**GIVEN INSTRUCTION**
Can you restate the records below word for word?

· · · ·

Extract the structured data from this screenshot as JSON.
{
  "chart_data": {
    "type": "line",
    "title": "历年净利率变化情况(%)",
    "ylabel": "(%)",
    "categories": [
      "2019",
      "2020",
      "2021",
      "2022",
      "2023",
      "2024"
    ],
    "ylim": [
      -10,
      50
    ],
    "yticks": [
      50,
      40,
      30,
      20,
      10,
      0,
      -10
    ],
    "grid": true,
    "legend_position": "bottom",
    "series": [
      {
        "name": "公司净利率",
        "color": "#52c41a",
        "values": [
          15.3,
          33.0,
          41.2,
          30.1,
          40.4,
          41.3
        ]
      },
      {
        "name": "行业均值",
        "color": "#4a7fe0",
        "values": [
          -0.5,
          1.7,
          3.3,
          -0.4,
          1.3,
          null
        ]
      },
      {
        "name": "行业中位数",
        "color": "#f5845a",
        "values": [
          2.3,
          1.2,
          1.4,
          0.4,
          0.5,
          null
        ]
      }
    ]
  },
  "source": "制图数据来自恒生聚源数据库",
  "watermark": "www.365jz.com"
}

· · · ·

**THE RESULT**
Extract the structured data from this screenshot as JSON.
{
  "chart_data": {
    "type": "line",
    "title": "历年净利率变化情况(%)",
    "ylabel": "(%)",
    "categories": [
      "2019",
      "2020",
      "2021",
      "2022",
      "2023",
      "2024"
    ],
    "ylim": [
      -10,
      50
    ],
    "yticks": [
      50,
      40,
      30,
      20,
      10,
      0,
      -10
    ],
    "grid": true,
    "legend_position": "bottom",
    "series": [
      {
        "name": "公司净利率",
        "color": "#52c41a",
        "values": [
          15.3,
          33.0,
          41.2,
          30.1,
          40.4,
          41.3
        ]
      },
      {
        "name": "行业均值",
        "color": "#4a7fe0",
        "values": [
          -0.5,
          1.7,
          3.3,
          -0.4,
          1.3,
          null
        ]
      },
      {
        "name": "行业中位数",
        "color": "#f5845a",
        "values": [
          2.3,
          1.2,
          1.4,
          0.4,
          0.5,
          null
        ]
      }
    ]
  },
  "source": "制图数据来自恒生聚源数据库",
  "watermark": "www.365jz.com"
}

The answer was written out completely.